### Aim of the task
Give a verbatim copy of the lines below, minus the pictures.

*** Input data ***

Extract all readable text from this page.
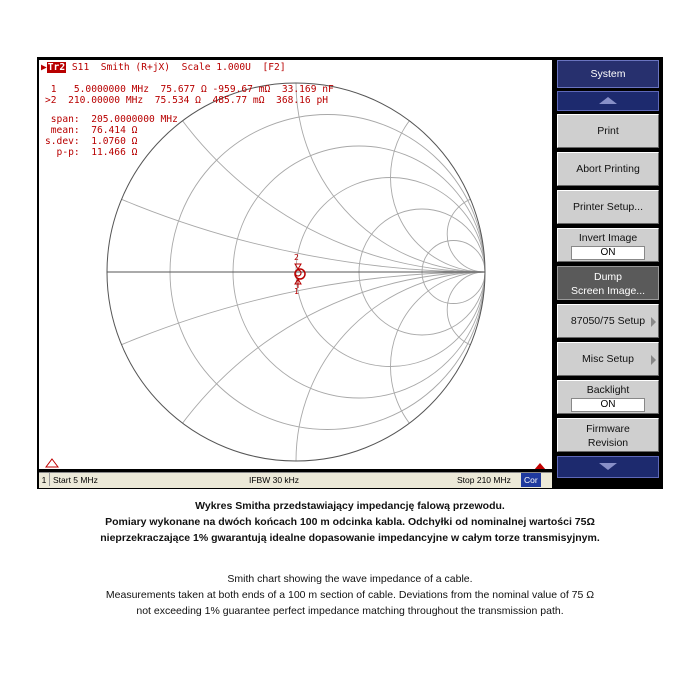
2
1
▶Tr2 S11  Smith (R+jX)  Scale 1.000U  [F2]
1   5.0000000 MHz  75.677 Ω -959.67 mΩ  33.169 nF
>2  210.00000 MHz  75.534 Ω  485.77 mΩ  368.16 pH
span:  205.0000000 MHz
mean:  76.414 Ω
s.dev:  1.0760 Ω
p-p:  11.466 Ω
1 Start 5 MHz	IFBW 30 kHz	Stop 210 MHz	Cor
System
Print
Abort Printing
Printer Setup...
Invert Image
ON
Dump
Screen Image...
87050/75 Setup
Misc Setup
Backlight
ON
Firmware
Revision
Wykres Smitha przedstawiający impedancję falową przewodu.
Pomiary wykonane na dwóch końcach 100 m odcinka kabla. Odchyłki od nominalnej wartości 75Ω
nieprzekraczające 1% gwarantują idealne dopasowanie impedancyjne w całym torze transmisyjnym.
Smith chart showing the wave impedance of a cable.
Measurements taken at both ends of a 100 m section of cable. Deviations from the nominal value of 75 Ω
not exceeding 1% guarantee perfect impedance matching throughout the transmission path.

***

### Exercise result
Extract all readable text from this page.
2
1
▶Tr2 S11  Smith (R+jX)  Scale 1.000U  [F2]
1   5.0000000 MHz  75.677 Ω -959.67 mΩ  33.169 nF
>2  210.00000 MHz  75.534 Ω  485.77 mΩ  368.16 pH
span:  205.0000000 MHz
mean:  76.414 Ω
s.dev:  1.0760 Ω
p-p:  11.466 Ω
1 Start 5 MHz	IFBW 30 kHz	Stop 210 MHz	Cor
System
Print
Abort Printing
Printer Setup...
Invert Image
ON
Dump
Screen Image...
87050/75 Setup
Misc Setup
Backlight
ON
Firmware
Revision
Wykres Smitha przedstawiający impedancję falową przewodu.
Pomiary wykonane na dwóch końcach 100 m odcinka kabla. Odchyłki od nominalnej wartości 75Ω
nieprzekraczające 1% gwarantują idealne dopasowanie impedancyjne w całym torze transmisyjnym.
Smith chart showing the wave impedance of a cable.
Measurements taken at both ends of a 100 m section of cable. Deviations from the nominal value of 75 Ω
not exceeding 1% guarantee perfect impedance matching throughout the transmission path.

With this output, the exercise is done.